## WORK INSTRUCTIONS
Leaving out all images, write out the records that follow exactly.

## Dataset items
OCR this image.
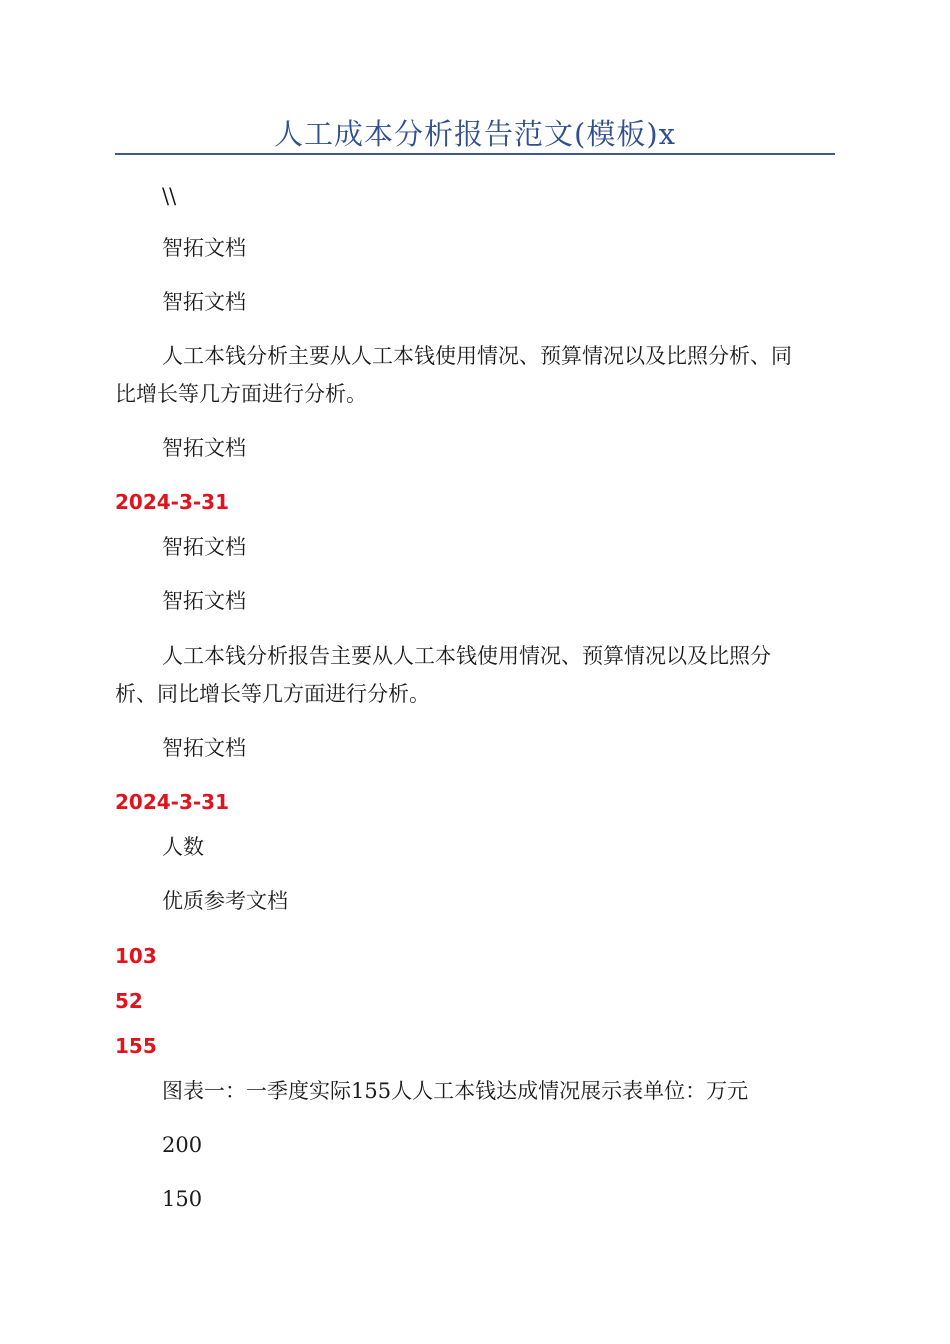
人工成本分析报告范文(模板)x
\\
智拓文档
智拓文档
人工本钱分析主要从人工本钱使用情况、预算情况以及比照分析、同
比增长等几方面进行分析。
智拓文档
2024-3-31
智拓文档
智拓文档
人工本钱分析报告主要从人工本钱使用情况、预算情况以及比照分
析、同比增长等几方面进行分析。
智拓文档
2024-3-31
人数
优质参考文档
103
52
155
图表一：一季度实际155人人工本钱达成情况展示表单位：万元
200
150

## OUTPUT
OCR this image.
人工成本分析报告范文(模板)x
\\
智拓文档
智拓文档
人工本钱分析主要从人工本钱使用情况、预算情况以及比照分析、同
比增长等几方面进行分析。
智拓文档
2024-3-31
智拓文档
智拓文档
人工本钱分析报告主要从人工本钱使用情况、预算情况以及比照分
析、同比增长等几方面进行分析。
智拓文档
2024-3-31
人数
优质参考文档
103
52
155
图表一：一季度实际155人人工本钱达成情况展示表单位：万元
200
150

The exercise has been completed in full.